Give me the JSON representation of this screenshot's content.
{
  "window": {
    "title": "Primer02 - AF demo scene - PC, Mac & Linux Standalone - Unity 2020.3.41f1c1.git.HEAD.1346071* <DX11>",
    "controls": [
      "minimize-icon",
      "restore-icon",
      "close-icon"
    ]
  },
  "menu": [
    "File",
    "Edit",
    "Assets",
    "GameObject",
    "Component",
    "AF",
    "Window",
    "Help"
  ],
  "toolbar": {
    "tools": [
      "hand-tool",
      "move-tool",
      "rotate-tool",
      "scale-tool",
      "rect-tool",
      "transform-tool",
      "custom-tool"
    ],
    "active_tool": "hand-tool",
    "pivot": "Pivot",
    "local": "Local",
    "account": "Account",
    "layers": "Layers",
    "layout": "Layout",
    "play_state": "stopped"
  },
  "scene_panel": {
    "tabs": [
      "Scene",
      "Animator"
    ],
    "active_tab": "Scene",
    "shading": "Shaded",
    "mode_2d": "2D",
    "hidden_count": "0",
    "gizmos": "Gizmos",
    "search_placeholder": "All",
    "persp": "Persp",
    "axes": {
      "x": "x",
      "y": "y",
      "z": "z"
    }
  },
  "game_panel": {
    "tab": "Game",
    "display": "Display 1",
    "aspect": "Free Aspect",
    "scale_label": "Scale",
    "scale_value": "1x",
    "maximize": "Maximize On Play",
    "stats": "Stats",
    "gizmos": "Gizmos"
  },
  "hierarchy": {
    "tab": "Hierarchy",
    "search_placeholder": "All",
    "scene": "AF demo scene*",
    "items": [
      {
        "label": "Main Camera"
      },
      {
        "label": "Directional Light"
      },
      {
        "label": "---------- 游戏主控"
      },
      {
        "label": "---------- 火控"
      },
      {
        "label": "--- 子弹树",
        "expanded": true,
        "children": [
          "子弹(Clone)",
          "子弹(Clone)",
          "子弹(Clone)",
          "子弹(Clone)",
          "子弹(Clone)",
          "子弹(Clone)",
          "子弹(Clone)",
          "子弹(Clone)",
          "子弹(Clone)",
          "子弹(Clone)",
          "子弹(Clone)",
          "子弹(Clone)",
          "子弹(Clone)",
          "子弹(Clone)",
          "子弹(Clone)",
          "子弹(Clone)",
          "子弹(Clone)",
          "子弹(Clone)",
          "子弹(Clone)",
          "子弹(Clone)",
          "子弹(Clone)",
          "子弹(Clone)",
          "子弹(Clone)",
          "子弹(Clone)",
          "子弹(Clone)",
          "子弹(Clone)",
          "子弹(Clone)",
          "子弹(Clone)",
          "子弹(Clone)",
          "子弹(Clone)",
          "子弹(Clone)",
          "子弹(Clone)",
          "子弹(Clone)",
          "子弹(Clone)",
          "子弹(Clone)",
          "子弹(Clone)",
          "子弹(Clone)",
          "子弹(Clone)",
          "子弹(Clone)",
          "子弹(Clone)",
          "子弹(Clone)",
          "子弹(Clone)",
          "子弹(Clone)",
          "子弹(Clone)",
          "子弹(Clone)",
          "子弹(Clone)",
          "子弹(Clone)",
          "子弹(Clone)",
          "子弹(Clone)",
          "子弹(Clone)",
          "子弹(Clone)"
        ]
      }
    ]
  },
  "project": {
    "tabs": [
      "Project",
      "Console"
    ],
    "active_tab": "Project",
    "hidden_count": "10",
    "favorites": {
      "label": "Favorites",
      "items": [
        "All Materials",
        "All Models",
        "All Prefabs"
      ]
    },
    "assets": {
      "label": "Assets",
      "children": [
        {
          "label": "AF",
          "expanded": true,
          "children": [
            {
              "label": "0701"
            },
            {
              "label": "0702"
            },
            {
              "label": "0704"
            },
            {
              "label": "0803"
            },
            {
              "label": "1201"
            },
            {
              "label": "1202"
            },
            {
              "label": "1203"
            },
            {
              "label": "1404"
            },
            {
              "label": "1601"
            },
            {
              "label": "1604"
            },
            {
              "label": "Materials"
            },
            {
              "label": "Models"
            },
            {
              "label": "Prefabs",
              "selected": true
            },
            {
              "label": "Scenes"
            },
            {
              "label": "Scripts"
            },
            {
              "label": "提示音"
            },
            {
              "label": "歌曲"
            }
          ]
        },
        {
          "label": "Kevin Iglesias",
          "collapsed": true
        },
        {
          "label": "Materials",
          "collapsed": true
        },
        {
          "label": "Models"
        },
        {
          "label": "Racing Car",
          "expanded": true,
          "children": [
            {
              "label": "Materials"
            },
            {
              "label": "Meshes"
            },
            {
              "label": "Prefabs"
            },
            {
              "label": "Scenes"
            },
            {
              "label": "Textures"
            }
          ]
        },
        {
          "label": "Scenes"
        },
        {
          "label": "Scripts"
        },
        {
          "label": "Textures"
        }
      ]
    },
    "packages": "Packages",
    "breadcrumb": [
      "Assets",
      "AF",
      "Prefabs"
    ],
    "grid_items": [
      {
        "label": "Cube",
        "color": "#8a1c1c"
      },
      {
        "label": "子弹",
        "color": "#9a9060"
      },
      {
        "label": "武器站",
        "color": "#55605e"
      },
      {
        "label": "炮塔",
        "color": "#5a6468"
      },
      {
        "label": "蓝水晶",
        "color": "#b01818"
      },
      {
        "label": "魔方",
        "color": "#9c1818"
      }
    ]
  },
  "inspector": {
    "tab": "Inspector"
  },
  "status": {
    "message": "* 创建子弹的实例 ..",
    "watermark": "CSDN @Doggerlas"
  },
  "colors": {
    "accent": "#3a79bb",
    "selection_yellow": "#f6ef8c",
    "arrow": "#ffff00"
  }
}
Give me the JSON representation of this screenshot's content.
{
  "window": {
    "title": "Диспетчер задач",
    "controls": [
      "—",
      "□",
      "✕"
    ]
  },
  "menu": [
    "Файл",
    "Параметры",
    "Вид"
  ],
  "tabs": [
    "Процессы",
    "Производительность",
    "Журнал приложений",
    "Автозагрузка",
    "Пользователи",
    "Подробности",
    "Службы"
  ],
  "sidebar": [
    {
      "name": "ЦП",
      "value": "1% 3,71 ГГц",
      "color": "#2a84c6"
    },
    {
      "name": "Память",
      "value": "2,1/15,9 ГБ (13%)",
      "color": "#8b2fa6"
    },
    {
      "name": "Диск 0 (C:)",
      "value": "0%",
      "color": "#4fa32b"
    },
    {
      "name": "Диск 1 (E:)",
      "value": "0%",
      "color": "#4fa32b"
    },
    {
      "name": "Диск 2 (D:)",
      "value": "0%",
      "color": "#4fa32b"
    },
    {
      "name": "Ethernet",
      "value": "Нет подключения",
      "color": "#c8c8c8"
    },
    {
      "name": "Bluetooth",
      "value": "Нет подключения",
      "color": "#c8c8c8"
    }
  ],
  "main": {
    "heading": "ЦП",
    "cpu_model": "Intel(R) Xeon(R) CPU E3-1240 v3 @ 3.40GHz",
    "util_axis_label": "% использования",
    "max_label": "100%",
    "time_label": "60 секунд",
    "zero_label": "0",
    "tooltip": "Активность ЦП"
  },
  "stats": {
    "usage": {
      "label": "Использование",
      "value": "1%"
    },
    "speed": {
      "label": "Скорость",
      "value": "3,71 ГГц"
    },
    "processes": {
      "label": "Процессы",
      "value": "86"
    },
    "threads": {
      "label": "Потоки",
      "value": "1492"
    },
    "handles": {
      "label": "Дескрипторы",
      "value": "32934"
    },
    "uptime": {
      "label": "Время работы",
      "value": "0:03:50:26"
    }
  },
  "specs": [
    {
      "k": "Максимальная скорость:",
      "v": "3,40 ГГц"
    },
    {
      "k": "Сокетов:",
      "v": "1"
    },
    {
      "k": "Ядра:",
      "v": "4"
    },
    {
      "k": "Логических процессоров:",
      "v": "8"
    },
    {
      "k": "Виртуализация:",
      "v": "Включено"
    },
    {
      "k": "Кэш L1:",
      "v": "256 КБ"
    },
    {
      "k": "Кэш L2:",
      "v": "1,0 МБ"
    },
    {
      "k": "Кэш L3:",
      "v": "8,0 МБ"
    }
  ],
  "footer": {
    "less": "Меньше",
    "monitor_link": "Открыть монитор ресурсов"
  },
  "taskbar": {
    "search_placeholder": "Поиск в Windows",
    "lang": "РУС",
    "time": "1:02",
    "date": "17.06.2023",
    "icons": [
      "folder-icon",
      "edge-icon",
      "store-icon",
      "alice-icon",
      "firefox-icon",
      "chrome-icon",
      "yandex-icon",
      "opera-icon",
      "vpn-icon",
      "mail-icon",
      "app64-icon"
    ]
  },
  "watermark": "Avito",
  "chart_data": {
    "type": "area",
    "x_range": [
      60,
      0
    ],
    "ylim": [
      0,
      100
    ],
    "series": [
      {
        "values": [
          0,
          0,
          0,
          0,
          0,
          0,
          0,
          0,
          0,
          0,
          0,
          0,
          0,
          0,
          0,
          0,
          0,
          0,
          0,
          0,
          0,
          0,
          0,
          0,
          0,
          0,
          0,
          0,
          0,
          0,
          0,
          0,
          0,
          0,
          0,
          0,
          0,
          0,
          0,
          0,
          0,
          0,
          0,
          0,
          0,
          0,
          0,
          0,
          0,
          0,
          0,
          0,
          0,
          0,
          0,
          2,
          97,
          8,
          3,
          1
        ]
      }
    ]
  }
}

● ● ●

In the entries above, identify each line that includes the string "title", then copy it.

    "title": "Primer02 - AF demo scene - PC, Mac & Linux Standalone - Unity 2020.3.41f1c1.git.HEAD.1346071* <DX11>",
    "title": "Диспетчер задач",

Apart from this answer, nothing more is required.